* Work to do *
Return the records that follow, matching each one exactly.

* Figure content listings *
□ □ □ □ □ □ □
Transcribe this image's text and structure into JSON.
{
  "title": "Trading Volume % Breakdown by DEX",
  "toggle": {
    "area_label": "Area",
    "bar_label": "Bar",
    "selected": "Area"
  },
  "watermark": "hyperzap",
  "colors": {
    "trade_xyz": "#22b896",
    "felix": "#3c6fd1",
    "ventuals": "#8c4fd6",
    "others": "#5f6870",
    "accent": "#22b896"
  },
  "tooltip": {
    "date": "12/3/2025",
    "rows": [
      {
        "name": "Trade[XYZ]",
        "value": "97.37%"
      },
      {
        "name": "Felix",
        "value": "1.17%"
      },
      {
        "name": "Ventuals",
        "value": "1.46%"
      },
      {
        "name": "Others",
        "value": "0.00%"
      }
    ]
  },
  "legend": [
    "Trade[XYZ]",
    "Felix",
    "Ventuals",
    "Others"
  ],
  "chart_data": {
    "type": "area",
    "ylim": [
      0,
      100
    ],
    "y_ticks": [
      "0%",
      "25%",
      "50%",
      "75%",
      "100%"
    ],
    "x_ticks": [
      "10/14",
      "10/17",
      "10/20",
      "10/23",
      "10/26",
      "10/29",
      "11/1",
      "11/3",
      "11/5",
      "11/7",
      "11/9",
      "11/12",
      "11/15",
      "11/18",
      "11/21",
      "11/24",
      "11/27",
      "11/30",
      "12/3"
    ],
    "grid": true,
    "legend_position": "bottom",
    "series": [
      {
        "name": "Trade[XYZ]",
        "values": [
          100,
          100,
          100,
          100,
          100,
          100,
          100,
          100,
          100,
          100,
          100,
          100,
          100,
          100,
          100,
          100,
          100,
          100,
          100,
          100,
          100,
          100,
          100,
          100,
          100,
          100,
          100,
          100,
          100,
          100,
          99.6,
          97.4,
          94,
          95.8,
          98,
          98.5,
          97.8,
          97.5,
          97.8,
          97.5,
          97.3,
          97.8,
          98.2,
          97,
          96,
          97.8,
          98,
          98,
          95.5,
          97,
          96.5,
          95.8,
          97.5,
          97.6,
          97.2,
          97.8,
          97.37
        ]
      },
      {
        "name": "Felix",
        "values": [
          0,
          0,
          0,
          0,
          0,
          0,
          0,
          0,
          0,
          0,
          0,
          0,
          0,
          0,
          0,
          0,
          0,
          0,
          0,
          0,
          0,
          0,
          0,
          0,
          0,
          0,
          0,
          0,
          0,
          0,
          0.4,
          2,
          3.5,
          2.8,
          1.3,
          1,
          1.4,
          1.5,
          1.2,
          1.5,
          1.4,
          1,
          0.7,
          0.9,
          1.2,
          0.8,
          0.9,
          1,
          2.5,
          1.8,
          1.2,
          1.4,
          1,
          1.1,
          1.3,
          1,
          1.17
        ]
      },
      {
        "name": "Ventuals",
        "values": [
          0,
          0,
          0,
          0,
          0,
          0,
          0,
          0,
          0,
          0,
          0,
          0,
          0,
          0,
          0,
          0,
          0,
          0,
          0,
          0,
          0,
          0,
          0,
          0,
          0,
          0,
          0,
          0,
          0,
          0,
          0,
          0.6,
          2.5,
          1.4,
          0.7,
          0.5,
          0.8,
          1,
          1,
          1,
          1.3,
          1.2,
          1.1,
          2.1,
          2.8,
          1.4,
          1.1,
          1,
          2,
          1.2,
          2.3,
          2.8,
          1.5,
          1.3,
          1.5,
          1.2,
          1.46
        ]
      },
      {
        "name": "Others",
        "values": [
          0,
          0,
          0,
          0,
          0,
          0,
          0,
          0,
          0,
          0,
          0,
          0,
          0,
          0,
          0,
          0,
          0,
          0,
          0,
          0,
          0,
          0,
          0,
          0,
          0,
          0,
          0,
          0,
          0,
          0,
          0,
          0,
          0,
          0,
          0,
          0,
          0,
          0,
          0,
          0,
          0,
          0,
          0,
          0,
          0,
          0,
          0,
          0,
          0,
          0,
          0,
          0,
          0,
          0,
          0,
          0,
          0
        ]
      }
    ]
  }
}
□ □ □ □ □ □ □
* Solution to the exercise *
Transcribe this image's text and structure into JSON.
{
  "title": "Trading Volume % Breakdown by DEX",
  "toggle": {
    "area_label": "Area",
    "bar_label": "Bar",
    "selected": "Area"
  },
  "watermark": "hyperzap",
  "colors": {
    "trade_xyz": "#22b896",
    "felix": "#3c6fd1",
    "ventuals": "#8c4fd6",
    "others": "#5f6870",
    "accent": "#22b896"
  },
  "tooltip": {
    "date": "12/3/2025",
    "rows": [
      {
        "name": "Trade[XYZ]",
        "value": "97.37%"
      },
      {
        "name": "Felix",
        "value": "1.17%"
      },
      {
        "name": "Ventuals",
        "value": "1.46%"
      },
      {
        "name": "Others",
        "value": "0.00%"
      }
    ]
  },
  "legend": [
    "Trade[XYZ]",
    "Felix",
    "Ventuals",
    "Others"
  ],
  "chart_data": {
    "type": "area",
    "ylim": [
      0,
      100
    ],
    "y_ticks": [
      "0%",
      "25%",
      "50%",
      "75%",
      "100%"
    ],
    "x_ticks": [
      "10/14",
      "10/17",
      "10/20",
      "10/23",
      "10/26",
      "10/29",
      "11/1",
      "11/3",
      "11/5",
      "11/7",
      "11/9",
      "11/12",
      "11/15",
      "11/18",
      "11/21",
      "11/24",
      "11/27",
      "11/30",
      "12/3"
    ],
    "grid": true,
    "legend_position": "bottom",
    "series": [
      {
        "name": "Trade[XYZ]",
        "values": [
          100,
          100,
          100,
          100,
          100,
          100,
          100,
          100,
          100,
          100,
          100,
          100,
          100,
          100,
          100,
          100,
          100,
          100,
          100,
          100,
          100,
          100,
          100,
          100,
          100,
          100,
          100,
          100,
          100,
          100,
          99.6,
          97.4,
          94,
          95.8,
          98,
          98.5,
          97.8,
          97.5,
          97.8,
          97.5,
          97.3,
          97.8,
          98.2,
          97,
          96,
          97.8,
          98,
          98,
          95.5,
          97,
          96.5,
          95.8,
          97.5,
          97.6,
          97.2,
          97.8,
          97.37
        ]
      },
      {
        "name": "Felix",
        "values": [
          0,
          0,
          0,
          0,
          0,
          0,
          0,
          0,
          0,
          0,
          0,
          0,
          0,
          0,
          0,
          0,
          0,
          0,
          0,
          0,
          0,
          0,
          0,
          0,
          0,
          0,
          0,
          0,
          0,
          0,
          0.4,
          2,
          3.5,
          2.8,
          1.3,
          1,
          1.4,
          1.5,
          1.2,
          1.5,
          1.4,
          1,
          0.7,
          0.9,
          1.2,
          0.8,
          0.9,
          1,
          2.5,
          1.8,
          1.2,
          1.4,
          1,
          1.1,
          1.3,
          1,
          1.17
        ]
      },
      {
        "name": "Ventuals",
        "values": [
          0,
          0,
          0,
          0,
          0,
          0,
          0,
          0,
          0,
          0,
          0,
          0,
          0,
          0,
          0,
          0,
          0,
          0,
          0,
          0,
          0,
          0,
          0,
          0,
          0,
          0,
          0,
          0,
          0,
          0,
          0,
          0.6,
          2.5,
          1.4,
          0.7,
          0.5,
          0.8,
          1,
          1,
          1,
          1.3,
          1.2,
          1.1,
          2.1,
          2.8,
          1.4,
          1.1,
          1,
          2,
          1.2,
          2.3,
          2.8,
          1.5,
          1.3,
          1.5,
          1.2,
          1.46
        ]
      },
      {
        "name": "Others",
        "values": [
          0,
          0,
          0,
          0,
          0,
          0,
          0,
          0,
          0,
          0,
          0,
          0,
          0,
          0,
          0,
          0,
          0,
          0,
          0,
          0,
          0,
          0,
          0,
          0,
          0,
          0,
          0,
          0,
          0,
          0,
          0,
          0,
          0,
          0,
          0,
          0,
          0,
          0,
          0,
          0,
          0,
          0,
          0,
          0,
          0,
          0,
          0,
          0,
          0,
          0,
          0,
          0,
          0,
          0,
          0,
          0,
          0
        ]
      }
    ]
  }
}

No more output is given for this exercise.